GIVEN INSTRUCTION: Render the rows below as a Markdown table with the columns Number and Entry, starting with the row containing "wire: S4 bottom" and going on through the row containing "212, 24, 214]", leaving out any blank lines.

DATA PROVIDED:
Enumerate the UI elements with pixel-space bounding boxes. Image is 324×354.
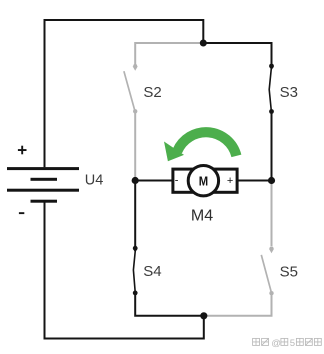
wire: S4 bottom to bottom junction (black)	[135, 293, 204, 316]
node: left motor node	[132, 177, 139, 184]
switch S3 blade (closed)	[269, 69, 271, 110]
wire: top junction to S2 top (gray)	[135, 43, 202, 65]
battery U4 plate 3 (long)	[7, 189, 79, 192]
switch S2 blade (open)	[124, 71, 135, 110]
wire: S3 bottom to right motor node (black)	[271, 112, 273, 181]
wire: battery positive to top rail and down to top junction	[45, 20, 204, 167]
battery U4 plate 2 (short)	[31, 178, 58, 181]
battery minus label	[19, 212, 24, 214]
wire: left motor lead	[135, 180, 171, 182]
wire: S5 bottom to bottom junction (gray)	[205, 295, 272, 316]
wire: bottom junction to battery negative	[45, 203, 204, 339]
svg-text:+: +	[227, 175, 233, 187]
switch S3 top terminal	[269, 64, 274, 71]
svg-text:S3: S3	[280, 84, 298, 101]
svg-text:M4: M4	[191, 208, 213, 225]
battery U4 plate 1 (long, positive)	[7, 167, 79, 170]
svg-text:S4: S4	[143, 263, 161, 280]
wire: top junction to S3 top (black)	[203, 43, 271, 66]
battery U4 plate 4 (short, negative)	[31, 200, 58, 203]
svg-text:S5: S5	[280, 263, 298, 280]
switch S4 bottom terminal	[133, 291, 138, 296]
wire: right motor node to S5 top (gray)	[271, 181, 273, 247]
wire: left motor node to S4 top (black)	[134, 181, 136, 249]
svg-text:@: @	[271, 338, 281, 349]
rotation arrow head	[164, 142, 184, 162]
svg-text:U4: U4	[85, 172, 104, 188]
svg-text:5: 5	[290, 338, 295, 349]
switch S4 top terminal	[133, 246, 138, 253]
switch S5 top terminal	[269, 246, 274, 253]
switch S5 bottom terminal	[269, 291, 273, 295]
node: right motor node	[268, 177, 275, 184]
wire: S2 bottom to left motor node (gray)	[134, 112, 136, 181]
watermark: 头条@小5嵌入式	[253, 338, 269, 345]
switch S4 blade (closed)	[133, 251, 135, 292]
motor M4 body rectangle	[173, 169, 237, 192]
battery plus label	[18, 146, 27, 155]
switch S3 bottom terminal	[269, 109, 274, 114]
svg-text:-: -	[175, 175, 179, 187]
switch S2 bottom terminal	[133, 109, 137, 113]
svg-text:M: M	[199, 174, 208, 189]
node: bottom junction	[200, 312, 207, 319]
switch S5 blade (open)	[261, 255, 271, 292]
svg-text:S2: S2	[143, 84, 161, 101]
node: top junction	[200, 40, 207, 47]
rotation arrow (green, counterclockwise) arc	[177, 132, 236, 156]
motor M4 circle	[188, 166, 218, 196]
switch S2 top terminal	[133, 64, 138, 71]
wire: right motor lead	[238, 180, 271, 182]
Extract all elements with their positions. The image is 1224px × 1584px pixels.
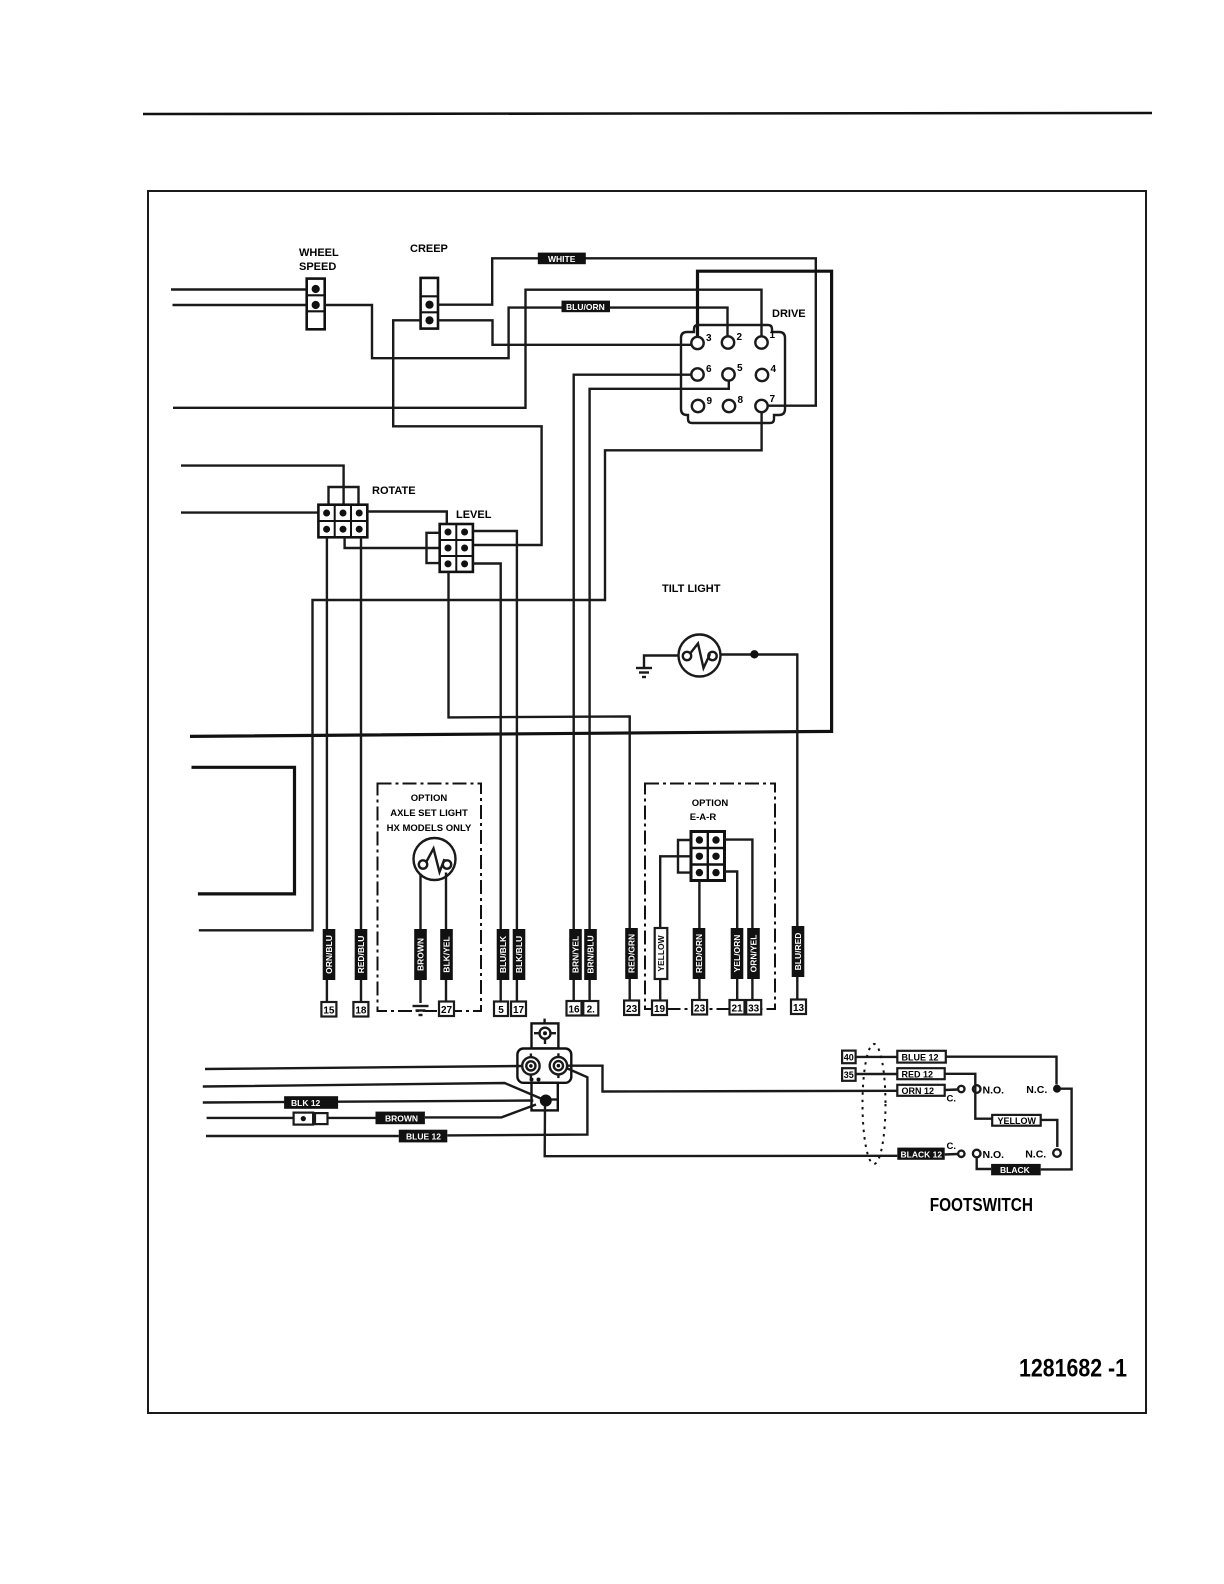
node: E-A-R left bracket rows 1-3	[678, 840, 691, 873]
wire: axle lamp right lead to terminal 27	[445, 873, 447, 1003]
terminal 13	[791, 1000, 806, 1015]
option box E-A-R	[645, 784, 775, 1010]
wire: E-A-R row1 right to terminal 33	[725, 840, 753, 1002]
terminal 17	[511, 1002, 526, 1017]
wire: DRIVE pin 7 long run to lower left stub	[199, 412, 762, 930]
svg-text:19: 19	[654, 1004, 666, 1015]
svg-text:7: 7	[770, 394, 776, 405]
node: harness bundle ellipse	[863, 1044, 886, 1164]
wire: ROTATE col3 down to terminal 18	[360, 537, 362, 1002]
svg-text:YELLOW: YELLOW	[998, 1116, 1037, 1126]
svg-text:N.C.: N.C.	[1025, 1149, 1046, 1161]
svg-text:C.: C.	[947, 1094, 957, 1105]
DRIVE pin 9	[692, 400, 704, 412]
terminal 18	[353, 1002, 368, 1017]
terminal 15	[321, 1002, 336, 1017]
svg-text:4: 4	[771, 364, 777, 375]
wire: left stub through wheel speed pin 2, BLU/ORN run to DRIVE pin 2	[173, 304, 307, 306]
wire: CREEP bottom left run to LEVEL row2 right	[393, 320, 541, 545]
DRIVE pin 8	[723, 400, 735, 412]
node: ROTATE top bracket	[329, 487, 359, 505]
wire label RED 12 footswitch	[897, 1068, 944, 1079]
wire label BLU/BLK	[497, 929, 510, 980]
wire: BLUE 12 up into right stud	[447, 1069, 587, 1136]
svg-text:HX MODELS ONLY: HX MODELS ONLY	[387, 823, 472, 834]
wire: RED 12 to YELLOW	[945, 1074, 993, 1119]
svg-text:27: 27	[441, 1005, 453, 1016]
wire label BLUE 12	[399, 1130, 448, 1143]
svg-text:BLUE 12: BLUE 12	[406, 1132, 441, 1142]
svg-text:WHITE: WHITE	[548, 254, 576, 264]
wire label RED/ORN	[693, 928, 706, 979]
wire: DRIVE pin 5 to terminal 2	[590, 381, 729, 1002]
wire: E-A-R row3 left down to terminal 23	[698, 881, 700, 1003]
svg-text:BLACK 12: BLACK 12	[901, 1149, 943, 1159]
terminal 19	[652, 1001, 667, 1016]
border frame of schematic	[148, 191, 1146, 1413]
connector WHEEL SPEED	[307, 279, 325, 330]
wire: BLUE 12 run to right stud	[206, 1135, 399, 1137]
wire: left stub to left stud	[205, 1066, 522, 1069]
DRIVE pin 3	[691, 337, 703, 349]
svg-text:BLU/ORN: BLU/ORN	[566, 302, 605, 312]
svg-text:CREEP: CREEP	[410, 243, 448, 255]
wire label BLK 12	[284, 1096, 338, 1109]
svg-text:RED 12: RED 12	[902, 1069, 934, 1079]
wire label ORN 12 footswitch	[897, 1085, 944, 1096]
terminal 40	[842, 1051, 856, 1064]
wire label RED/GRN	[625, 928, 638, 979]
connector E-A-R	[691, 832, 725, 881]
ground at axle lamp lead	[413, 1006, 429, 1015]
node: open loop rectangle lower left	[192, 767, 295, 894]
wire: CREEP top to WHITE loop into DRIVE pin 7 right side	[438, 258, 816, 405]
wire label YEL/ORN	[731, 928, 744, 979]
svg-text:1281682 -1: 1281682 -1	[1019, 1355, 1127, 1383]
wire: 40 to BLUE 12	[856, 1056, 898, 1058]
wire: tilt light to terminal 13	[721, 655, 798, 1003]
wire label BLACK	[991, 1164, 1041, 1175]
ground at tilt light	[636, 656, 679, 678]
svg-text:5: 5	[498, 1005, 504, 1016]
node: splice box with dot	[294, 1113, 314, 1125]
svg-text:E-A-R: E-A-R	[690, 812, 717, 823]
wire: ROTATE col2 bottom to LEVEL row2 left	[345, 537, 440, 548]
wire label BROWN	[376, 1112, 425, 1125]
wire: E-A-R row2 left to terminal 19	[660, 856, 691, 1002]
svg-text:BLK/BLU: BLK/BLU	[514, 936, 524, 973]
terminal 33	[746, 1000, 761, 1015]
wire: YELLOW to lower NC contact	[1041, 1120, 1058, 1147]
node: LEVEL left bracket rows 1-3	[427, 533, 440, 563]
wire: ROTATE col1 down to terminal 15	[326, 537, 328, 1002]
svg-text:18: 18	[355, 1006, 367, 1017]
DRIVE pin 1	[755, 336, 767, 348]
wire: LEVEL row3 left down to terminal 23	[449, 572, 630, 1002]
connector LEVEL	[440, 524, 473, 572]
svg-text:FOOTSWITCH: FOOTSWITCH	[930, 1194, 1033, 1215]
svg-text:ORN/YEL: ORN/YEL	[749, 935, 759, 973]
terminal 23 level	[624, 1001, 639, 1016]
terminal 16	[567, 1001, 582, 1016]
wire: BLUE 12 to upper NC contact	[946, 1057, 1057, 1085]
wire: BLK 12 run into splice	[203, 1101, 534, 1103]
svg-text:BLK/YEL: BLK/YEL	[442, 936, 452, 972]
wire: BROWN run continued	[328, 1117, 376, 1119]
svg-text:RED/BLU: RED/BLU	[356, 936, 366, 974]
wire: left stub to wheel speed pin 1	[171, 288, 307, 290]
svg-text:N.C.: N.C.	[1026, 1084, 1047, 1096]
svg-text:BLK 12: BLK 12	[291, 1098, 321, 1108]
lamp TILT LIGHT	[679, 635, 721, 677]
svg-text:1: 1	[770, 330, 776, 341]
svg-text:WHEEL: WHEEL	[299, 247, 339, 259]
svg-text:OPTION: OPTION	[411, 793, 448, 804]
wire: left stub to ROTATE row1 left	[181, 511, 318, 513]
svg-text:RED/ORN: RED/ORN	[694, 934, 704, 973]
wire label YELLOW	[655, 928, 668, 979]
wire label YELLOW	[992, 1115, 1040, 1126]
svg-text:RED/GRN: RED/GRN	[627, 934, 637, 973]
svg-text:YEL/ORN: YEL/ORN	[732, 935, 742, 973]
svg-text:21: 21	[731, 1004, 743, 1015]
svg-text:SPEED: SPEED	[299, 261, 336, 273]
svg-text:BROWN: BROWN	[385, 1113, 418, 1123]
wire label BLUE 12 footswitch	[897, 1051, 946, 1063]
wire: right stud to footswitch ORN 12	[567, 1066, 897, 1092]
wire label BRN/YEL	[569, 929, 582, 980]
svg-text:5: 5	[737, 363, 743, 374]
terminal 5	[494, 1002, 508, 1017]
svg-text:BLU/BLK: BLU/BLK	[498, 935, 508, 973]
svg-text:DRIVE: DRIVE	[772, 308, 806, 320]
terminal 21	[730, 1000, 745, 1015]
lamp AXLE SET LIGHT	[414, 838, 456, 880]
svg-text:YELLOW: YELLOW	[656, 934, 666, 971]
wire: E-A-R row3 right to terminal 21	[725, 872, 738, 1003]
wire: CREEP bottom right run to DRIVE pin 3	[438, 320, 691, 345]
svg-text:BROWN: BROWN	[416, 938, 426, 971]
svg-text:8: 8	[738, 395, 744, 406]
svg-text:BRN/BLU: BRN/BLU	[586, 935, 596, 973]
wire: left stub 2 into splice	[203, 1083, 541, 1099]
wire label ORN/YEL	[747, 928, 760, 979]
svg-text:ORN 12: ORN 12	[902, 1086, 935, 1096]
wire label BLK/YEL	[440, 929, 453, 980]
terminal 23 ear	[692, 1000, 707, 1015]
wire label BLU/ORN	[562, 301, 611, 313]
terminal 35	[842, 1068, 856, 1081]
lower switch N.O. contact	[973, 1150, 981, 1158]
svg-text:33: 33	[748, 1004, 760, 1015]
wire label BLU/RED	[792, 926, 805, 977]
svg-text:BLUE 12: BLUE 12	[902, 1052, 939, 1062]
svg-text:C.: C.	[947, 1141, 957, 1152]
svg-text:9: 9	[707, 396, 713, 407]
wire label WHITE	[538, 253, 586, 265]
wire: 35 to RED 12	[856, 1073, 898, 1075]
wire: BROWN run into splice	[207, 1117, 294, 1119]
svg-text:N.O.: N.O.	[983, 1149, 1005, 1161]
wire: BROWN into splice	[425, 1105, 536, 1118]
wire label ORN/BLU	[323, 929, 336, 980]
svg-text:2: 2	[737, 332, 743, 343]
terminal 2	[583, 1001, 598, 1016]
connector DRIVE	[681, 325, 785, 423]
DRIVE pin 5	[722, 368, 734, 380]
wire: lower N.O. to BLACK	[977, 1157, 991, 1169]
svg-text:BLU/RED: BLU/RED	[793, 933, 803, 971]
wire: left stub feeding ROTATE top bracket	[181, 466, 344, 505]
wire: splice down to footswitch BLACK 12	[545, 1106, 898, 1157]
wire label BROWN	[414, 929, 427, 980]
svg-text:40: 40	[844, 1053, 854, 1063]
svg-text:23: 23	[626, 1004, 638, 1015]
connector lower splice box	[532, 1083, 559, 1111]
connector ROTATE	[318, 505, 367, 538]
svg-text:23: 23	[694, 1004, 706, 1015]
upper switch N.O. contact	[973, 1085, 981, 1093]
svg-text:LEVEL: LEVEL	[456, 509, 492, 521]
svg-text:AXLE SET LIGHT: AXLE SET LIGHT	[390, 808, 468, 819]
wire: left stub to DRIVE pin 1	[173, 290, 762, 408]
wire: axle lamp left lead to ground	[419, 874, 421, 1003]
svg-text:ORN/BLU: ORN/BLU	[324, 935, 334, 974]
wire label BLK/BLU	[513, 929, 526, 980]
svg-text:BLACK: BLACK	[1000, 1165, 1031, 1175]
svg-text:16: 16	[568, 1005, 580, 1016]
svg-text:6: 6	[706, 364, 712, 375]
svg-text:3: 3	[706, 333, 712, 344]
DRIVE pin 6	[691, 368, 703, 380]
node: junction dot on tilt light wire	[750, 650, 758, 658]
page rule top	[143, 113, 1152, 114]
svg-text:13: 13	[793, 1003, 805, 1014]
terminal 27	[439, 1002, 454, 1017]
wire: DRIVE pin 3 top loop down to lower bus	[190, 271, 832, 736]
svg-text:TILT LIGHT: TILT LIGHT	[662, 583, 721, 595]
connector CREEP	[421, 278, 438, 329]
svg-text:N.O.: N.O.	[983, 1085, 1005, 1097]
wire label RED/BLU	[355, 929, 368, 980]
svg-text:15: 15	[323, 1006, 335, 1017]
wire: DRIVE pin 6 to terminal 16	[574, 375, 692, 1002]
wire: BLACK to upper NC contact	[1041, 1089, 1072, 1170]
node: splice box empty	[315, 1113, 328, 1124]
wire: ROTATE row1 right to LEVEL row1 left	[367, 512, 447, 525]
wire label BLACK 12 footswitch	[897, 1148, 944, 1160]
svg-text:2.: 2.	[587, 1005, 596, 1016]
DRIVE pin 2	[722, 336, 734, 348]
wire: LEVEL row3 right down to terminal 5	[473, 564, 501, 1003]
wire label BRN/BLU	[584, 929, 597, 980]
DRIVE pin 4	[756, 369, 768, 381]
svg-text:BRN/YEL: BRN/YEL	[571, 936, 581, 973]
wire: LEVEL row1 right down to terminal 17	[473, 531, 517, 1002]
option box AXLE SET LIGHT	[378, 784, 482, 1012]
svg-text:35: 35	[844, 1070, 854, 1080]
svg-text:OPTION: OPTION	[692, 798, 729, 809]
svg-text:ROTATE: ROTATE	[372, 485, 416, 497]
DRIVE pin 7	[755, 400, 767, 412]
svg-text:17: 17	[513, 1005, 525, 1016]
connector main stud block	[517, 1049, 571, 1083]
connector battery stud top box	[532, 1019, 559, 1049]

WRITTEN ANSWER:
| Number | Entry |
|---|---|
| 1 | wire: S4 bottom to bottom junction (black)	[135, 293, 204, 316] |
| 2 | node: left motor node	[132, 177, 139, 184] |
| 3 | switch S3 blade (closed)	[269, 69, 271, 110] |
| 4 | wire: top junction to S2 top (gray)	[135, 43, 202, 65] |
| 5 | battery U4 plate 3 (long)	[7, 189, 79, 192] |
| 6 | switch S2 blade (open)	[124, 71, 135, 110] |
| 7 | wire: S3 bottom to right motor node (black)	[271, 112, 273, 181] |
| 8 | wire: battery positive to top rail and down to top junction	[45, 20, 204, 167] |
| 9 | battery U4 plate 2 (short)	[31, 178, 58, 181] |
| 10 | battery minus label	[19, 212, 24, 214] |